Objective - Pick out and copy every line below that has the word "Convergence".

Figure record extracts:

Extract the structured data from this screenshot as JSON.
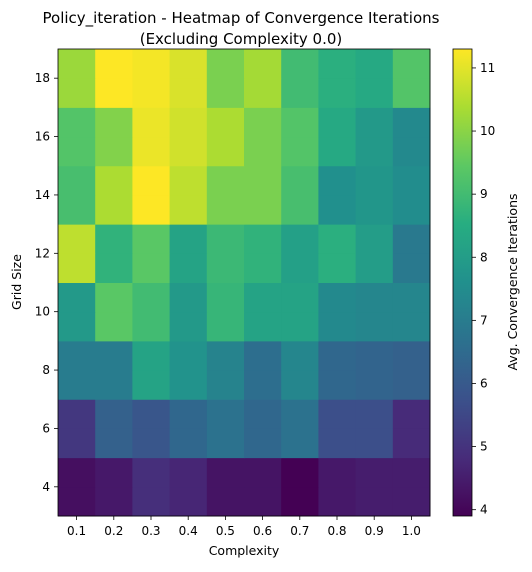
{
  "chart_data": {
    "type": "heatmap",
    "title": "Policy_iteration - Heatmap of Convergence Iterations",
    "subtitle": "(Excluding Complexity 0.0)",
    "xlabel": "Complexity",
    "ylabel": "Grid Size",
    "colorbar_label": "Avg. Convergence Iterations",
    "x_categories": [
      "0.1",
      "0.2",
      "0.3",
      "0.4",
      "0.5",
      "0.6",
      "0.7",
      "0.8",
      "0.9",
      "1.0"
    ],
    "y_values": [
      3,
      4,
      5,
      6,
      7,
      8,
      9,
      10,
      11,
      12,
      13,
      14,
      15,
      16,
      17,
      18
    ],
    "y_ticks": [
      4,
      6,
      8,
      10,
      12,
      14,
      16,
      18
    ],
    "ylim": [
      3,
      19
    ],
    "row_values": [
      [
        4.2,
        4.4,
        4.9,
        4.7,
        4.3,
        4.3,
        3.9,
        4.4,
        4.5,
        4.5
      ],
      [
        4.2,
        4.4,
        4.9,
        4.7,
        4.3,
        4.3,
        3.9,
        4.4,
        4.5,
        4.5
      ],
      [
        5.1,
        6.2,
        5.9,
        6.4,
        6.7,
        6.4,
        6.7,
        5.7,
        5.7,
        4.8
      ],
      [
        5.1,
        6.2,
        5.9,
        6.4,
        6.7,
        6.4,
        6.7,
        5.7,
        5.7,
        4.8
      ],
      [
        7.0,
        7.0,
        8.2,
        7.7,
        7.2,
        6.6,
        7.3,
        6.4,
        6.3,
        6.2
      ],
      [
        7.0,
        7.0,
        8.2,
        7.7,
        7.2,
        6.6,
        7.3,
        6.4,
        6.3,
        6.2
      ],
      [
        7.9,
        9.4,
        9.0,
        7.9,
        8.8,
        8.2,
        8.2,
        7.4,
        7.3,
        7.3
      ],
      [
        7.9,
        9.4,
        9.0,
        7.9,
        8.8,
        8.2,
        8.2,
        7.4,
        7.3,
        7.3
      ],
      [
        10.6,
        8.7,
        9.4,
        8.2,
        8.9,
        8.7,
        8.1,
        8.6,
        8.0,
        6.9
      ],
      [
        10.6,
        8.7,
        9.4,
        8.2,
        8.9,
        8.7,
        8.1,
        8.6,
        8.0,
        6.9
      ],
      [
        9.1,
        10.4,
        11.3,
        10.6,
        9.8,
        9.8,
        9.1,
        7.6,
        7.8,
        7.5
      ],
      [
        9.1,
        10.4,
        11.3,
        10.6,
        9.8,
        9.8,
        9.1,
        7.6,
        7.8,
        7.5
      ],
      [
        9.3,
        9.9,
        11.1,
        10.8,
        10.4,
        9.8,
        9.3,
        8.4,
        7.9,
        7.4
      ],
      [
        9.3,
        9.9,
        11.1,
        10.8,
        10.4,
        9.8,
        9.3,
        8.4,
        7.9,
        7.4
      ],
      [
        10.2,
        11.3,
        11.2,
        10.9,
        9.8,
        10.3,
        9.0,
        8.6,
        8.4,
        9.3
      ],
      [
        10.2,
        11.3,
        11.2,
        10.9,
        9.8,
        10.3,
        9.0,
        8.6,
        8.4,
        9.3
      ]
    ],
    "colorbar": {
      "colormap": "viridis",
      "min": 3.9,
      "max": 11.3,
      "ticks": [
        4,
        5,
        6,
        7,
        8,
        9,
        10,
        11
      ]
    },
    "grid": false
  }
}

Result of this task -
    "title": "Policy_iteration - Heatmap of Convergence Iterations",
    "colorbar_label": "Avg. Convergence Iterations",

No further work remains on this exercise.